* _WHAT TO DO_:
(A) Can you retype the stretch of the multi-swarm training article from "This article assumes" through "the code small."?
(B) Using the multi-swarm training article, answer each of these:
(i) How many items are in the training set?
(ii) In which language is the demo program coded?
(iii) What is the name of the C# console application created for the demo?

Start TEXT SEGMENT

Neural Network Lab
Using Multi-Swarm Training on Your Neural Networks
Now that you know how to work with multi-swarm optimization, it's time to take it up a level and see how to train your network to use it.
By far the most common way to train a neural network is to use the back-propagation algorithm. But there are important alternatives. In this article, I'll demonstrate how to train a neural network using multi-swarm optimization (MSO).
MSO is a variation of particle swarm optimization (PSO). In both PSO and MSO, each virtual particle has a position that corresponds to a set of neural network weights and bias values. A swarm is a collection of particles that move in a way inspired by group behavior such as the schooling of fish and the swarming of insects. MSO maintains several swarms that interact with each other, as opposed to PSO, which uses just one swarm.
A good way to see where this article is headed and to get an idea of what neural network training with MSO is, is to take a look at the demo program in Figure 1. The goal of the demo program is to use MSO to create a neural network model that predicts a three-class Y-variable for a set of synthetic (programmatically generated) data.
[Click on image for larger view.]
Figure 1. Neural Network Training Using Multi-Swarm Optimization
The demo program begins by creating 1,000 random data items where there are four predictor variables (often called features in machine learning terminology). Each feature value is between -10.0 and +10.0, and the 1-of-N encoded Y-value is in the last three columns of the data set.
The 1,000-item data set is randomly split into an 800-item training set used to create the neural network model, and a 200-item test set used to evaluate the accuracy of the model after training. The demo program creates a 4-input, 5-hidden, 3-output neural network classifier and then uses four swarms, each with four particles, to train the classifier. MSO is an iterative process and the maximum number of iterations, maxEpochs, is set to 10,000.
The demo displays the best (smallest) error found by any particle, every 1,000 epochs. A 4-5-3 neural network has (4 * 5) + 5 + (5 * 3) + 3 = 43 weights and biases. After training completed, the 43 best weights and bias values found were (-4.00, -2.57, ... 0.20). Using these weights and bias values, the accuracy of the neural network model was calculated for the training data (91.88 percent correct, which is 735 out of 800) and for the test data (87.50 percent correct, which is 175 out of 200). The accuracy of the model on the test data gives you a rough estimate of how well the model would do if presented with new data that has unknown output values.
This article assumes you have at least intermediate-level programming skills and a solid understanding of the neural network feed-forward mechanism, but does not assume you know anything about MSO. The demo program is coded using C#, but you shouldn't have too much difficulty refactoring the code to another language such as Visual Basic .NET or Python.
The demo code is too long to present here in its entirety, but the complete source code is available in the code download that accompanies this article. The demo code has all normal error checking removed to keep the main ideas as clear as possible and the size of the code small.
Overall Program Structure
The overall program structure, with a few minor edits to save space, is presented in Listing 1. To create the demo, I launched Visual Studio and created a new C# console application named NeuralNetWithMSO. The demo has no significant Microsoft .NET Framework dependencies, so any recent version of Visual Studio will work.

End TEXT SEGMENT
Start COLLECTED MATERIAL

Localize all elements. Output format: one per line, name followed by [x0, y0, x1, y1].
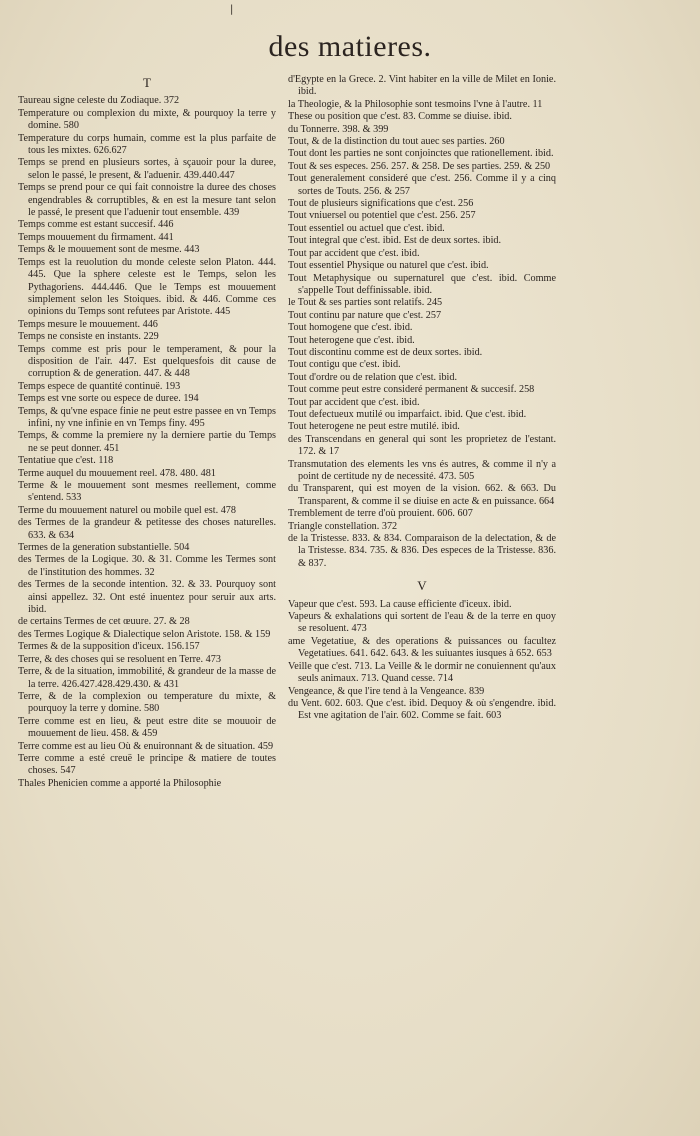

End COLLECTED MATERIAL

* _SOLUTIONS PER TASK_:
(A)
This article assumes you have at least intermediate-level programming skills and a solid understanding of the neural network feed-forward mechanism, but does not assume you know anything about MSO. The demo program is coded using C#, but you shouldn't have too much difficulty refactoring the code to another language such as Visual Basic .NET or Python.
The demo code is too long to present here in its entirety, but the complete source code is available in the code download that accompanies this article. The demo code has all normal error checking removed to keep the main ideas as clear as possible and the size of the code small.

(B)
(i) 800
(ii) C#
(iii) NeuralNetWithMSO